§ Goal: Copy out word for word the stretch of the listing below, from its first line through the line containing "570, 1052, 844)".

§ Materials provided:
☆ ☆ ☆ ☆ ☆ ☆ ☆

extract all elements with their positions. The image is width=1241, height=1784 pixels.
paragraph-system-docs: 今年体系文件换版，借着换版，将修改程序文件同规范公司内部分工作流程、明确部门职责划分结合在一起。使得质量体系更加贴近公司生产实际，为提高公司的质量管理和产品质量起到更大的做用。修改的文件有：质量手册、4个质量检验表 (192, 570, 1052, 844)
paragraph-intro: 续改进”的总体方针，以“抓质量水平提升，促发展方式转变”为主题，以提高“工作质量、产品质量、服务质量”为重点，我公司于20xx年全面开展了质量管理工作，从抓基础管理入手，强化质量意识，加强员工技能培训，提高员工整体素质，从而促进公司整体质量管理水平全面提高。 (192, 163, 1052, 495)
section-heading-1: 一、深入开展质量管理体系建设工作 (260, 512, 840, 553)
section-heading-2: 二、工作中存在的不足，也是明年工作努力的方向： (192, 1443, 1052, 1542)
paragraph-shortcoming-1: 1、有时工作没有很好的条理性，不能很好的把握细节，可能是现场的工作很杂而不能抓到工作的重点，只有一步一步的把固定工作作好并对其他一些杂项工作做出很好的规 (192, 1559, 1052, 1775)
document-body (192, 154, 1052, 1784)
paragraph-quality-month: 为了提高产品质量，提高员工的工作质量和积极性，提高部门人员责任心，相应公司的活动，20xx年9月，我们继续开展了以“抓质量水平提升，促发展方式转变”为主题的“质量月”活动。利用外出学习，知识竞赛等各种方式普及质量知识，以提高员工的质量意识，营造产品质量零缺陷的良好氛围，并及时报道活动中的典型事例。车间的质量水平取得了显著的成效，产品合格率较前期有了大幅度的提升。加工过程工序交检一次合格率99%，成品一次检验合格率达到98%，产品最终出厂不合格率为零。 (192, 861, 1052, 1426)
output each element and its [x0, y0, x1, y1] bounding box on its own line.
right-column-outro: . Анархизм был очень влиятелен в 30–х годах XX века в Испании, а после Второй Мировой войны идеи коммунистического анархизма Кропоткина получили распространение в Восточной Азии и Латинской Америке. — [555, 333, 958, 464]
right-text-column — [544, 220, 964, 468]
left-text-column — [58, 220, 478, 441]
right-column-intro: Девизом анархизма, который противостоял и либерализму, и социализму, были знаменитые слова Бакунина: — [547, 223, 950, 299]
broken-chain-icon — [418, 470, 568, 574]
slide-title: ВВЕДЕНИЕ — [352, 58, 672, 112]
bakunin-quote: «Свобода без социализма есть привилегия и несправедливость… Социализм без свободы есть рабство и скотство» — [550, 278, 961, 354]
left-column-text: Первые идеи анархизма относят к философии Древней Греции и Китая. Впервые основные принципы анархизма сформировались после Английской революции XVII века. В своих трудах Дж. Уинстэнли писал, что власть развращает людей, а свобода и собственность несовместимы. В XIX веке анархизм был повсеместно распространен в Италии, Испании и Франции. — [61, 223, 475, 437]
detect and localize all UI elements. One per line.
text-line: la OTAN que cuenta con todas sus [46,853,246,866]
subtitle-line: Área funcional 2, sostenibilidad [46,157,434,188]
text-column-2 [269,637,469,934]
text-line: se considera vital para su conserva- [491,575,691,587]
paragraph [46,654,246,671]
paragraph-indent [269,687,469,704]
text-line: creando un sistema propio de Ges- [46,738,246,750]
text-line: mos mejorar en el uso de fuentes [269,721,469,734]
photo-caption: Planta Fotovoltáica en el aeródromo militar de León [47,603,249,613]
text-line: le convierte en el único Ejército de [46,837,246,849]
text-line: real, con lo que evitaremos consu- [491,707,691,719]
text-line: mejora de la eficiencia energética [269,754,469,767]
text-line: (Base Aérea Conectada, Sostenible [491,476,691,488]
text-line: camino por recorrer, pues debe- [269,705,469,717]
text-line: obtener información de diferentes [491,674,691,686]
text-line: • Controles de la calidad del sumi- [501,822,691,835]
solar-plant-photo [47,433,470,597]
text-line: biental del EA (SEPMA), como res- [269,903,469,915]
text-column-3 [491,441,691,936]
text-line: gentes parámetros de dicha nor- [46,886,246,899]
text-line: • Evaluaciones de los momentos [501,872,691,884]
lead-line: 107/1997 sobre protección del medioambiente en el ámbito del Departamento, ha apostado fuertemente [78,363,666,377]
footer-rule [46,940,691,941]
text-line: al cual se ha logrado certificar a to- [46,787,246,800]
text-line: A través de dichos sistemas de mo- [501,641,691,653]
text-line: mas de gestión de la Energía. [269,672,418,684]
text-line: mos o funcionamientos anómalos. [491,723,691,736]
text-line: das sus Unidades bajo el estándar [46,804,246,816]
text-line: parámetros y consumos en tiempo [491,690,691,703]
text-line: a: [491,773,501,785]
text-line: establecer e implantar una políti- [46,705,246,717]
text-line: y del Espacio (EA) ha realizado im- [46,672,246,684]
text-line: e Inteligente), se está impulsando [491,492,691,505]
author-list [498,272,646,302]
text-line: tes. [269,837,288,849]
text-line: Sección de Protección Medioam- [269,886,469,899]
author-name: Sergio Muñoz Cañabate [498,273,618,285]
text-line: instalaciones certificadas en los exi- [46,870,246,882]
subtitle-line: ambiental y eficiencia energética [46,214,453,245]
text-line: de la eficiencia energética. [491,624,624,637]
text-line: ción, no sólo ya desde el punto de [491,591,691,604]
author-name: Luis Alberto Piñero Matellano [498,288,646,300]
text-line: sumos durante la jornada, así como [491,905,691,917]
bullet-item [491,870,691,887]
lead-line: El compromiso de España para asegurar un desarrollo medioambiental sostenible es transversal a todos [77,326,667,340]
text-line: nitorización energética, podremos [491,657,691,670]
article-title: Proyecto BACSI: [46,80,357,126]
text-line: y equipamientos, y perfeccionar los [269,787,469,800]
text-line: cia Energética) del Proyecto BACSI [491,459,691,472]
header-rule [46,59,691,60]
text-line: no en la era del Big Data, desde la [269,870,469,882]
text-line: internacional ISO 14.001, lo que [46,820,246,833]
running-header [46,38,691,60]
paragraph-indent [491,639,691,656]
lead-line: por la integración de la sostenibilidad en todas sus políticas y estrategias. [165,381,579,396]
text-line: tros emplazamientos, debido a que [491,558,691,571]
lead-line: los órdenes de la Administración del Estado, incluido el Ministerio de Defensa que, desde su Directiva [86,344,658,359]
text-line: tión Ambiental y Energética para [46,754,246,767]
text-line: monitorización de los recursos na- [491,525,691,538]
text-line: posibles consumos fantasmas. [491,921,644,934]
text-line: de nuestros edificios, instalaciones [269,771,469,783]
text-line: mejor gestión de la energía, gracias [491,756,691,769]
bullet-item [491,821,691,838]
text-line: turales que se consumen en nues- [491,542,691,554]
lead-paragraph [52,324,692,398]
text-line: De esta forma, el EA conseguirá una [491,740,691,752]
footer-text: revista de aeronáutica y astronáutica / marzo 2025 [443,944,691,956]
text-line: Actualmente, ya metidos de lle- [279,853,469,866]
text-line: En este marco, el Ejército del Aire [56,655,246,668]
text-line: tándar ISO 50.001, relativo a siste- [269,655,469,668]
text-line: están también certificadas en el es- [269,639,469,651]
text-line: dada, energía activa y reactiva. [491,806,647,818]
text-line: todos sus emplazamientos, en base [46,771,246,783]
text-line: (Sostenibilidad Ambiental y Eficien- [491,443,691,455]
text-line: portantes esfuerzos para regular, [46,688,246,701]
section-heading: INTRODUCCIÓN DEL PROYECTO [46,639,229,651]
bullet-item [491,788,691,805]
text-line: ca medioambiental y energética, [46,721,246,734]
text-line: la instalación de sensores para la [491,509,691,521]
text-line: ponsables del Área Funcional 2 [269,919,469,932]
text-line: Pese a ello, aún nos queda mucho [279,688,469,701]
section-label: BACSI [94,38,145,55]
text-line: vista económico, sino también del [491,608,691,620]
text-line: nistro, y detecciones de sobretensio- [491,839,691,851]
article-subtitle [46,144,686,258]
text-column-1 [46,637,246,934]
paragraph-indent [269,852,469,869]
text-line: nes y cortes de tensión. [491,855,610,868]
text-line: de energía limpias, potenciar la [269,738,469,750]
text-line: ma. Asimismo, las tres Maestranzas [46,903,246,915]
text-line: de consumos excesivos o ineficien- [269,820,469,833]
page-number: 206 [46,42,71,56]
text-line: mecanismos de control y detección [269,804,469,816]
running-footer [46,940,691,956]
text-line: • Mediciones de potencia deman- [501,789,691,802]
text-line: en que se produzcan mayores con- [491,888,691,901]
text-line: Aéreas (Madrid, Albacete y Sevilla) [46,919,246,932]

☆ ☆ ☆ ☆ ☆ ☆ ☆

§ Answer in full:
extract all elements with their positions. The image is width=1241, height=1784 pixels.
paragraph-system-docs: 今年体系文件换版，借着换版，将修改程序文件同规范公司内部分工作流程、明确部门职责划分结合在一起。使得质量体系更加贴近公司生产实际，为提高公司的质量管理和产品质量起到更大的做用。修改的文件有：质量手册、4个质量检验表 (192, 570, 1052, 844)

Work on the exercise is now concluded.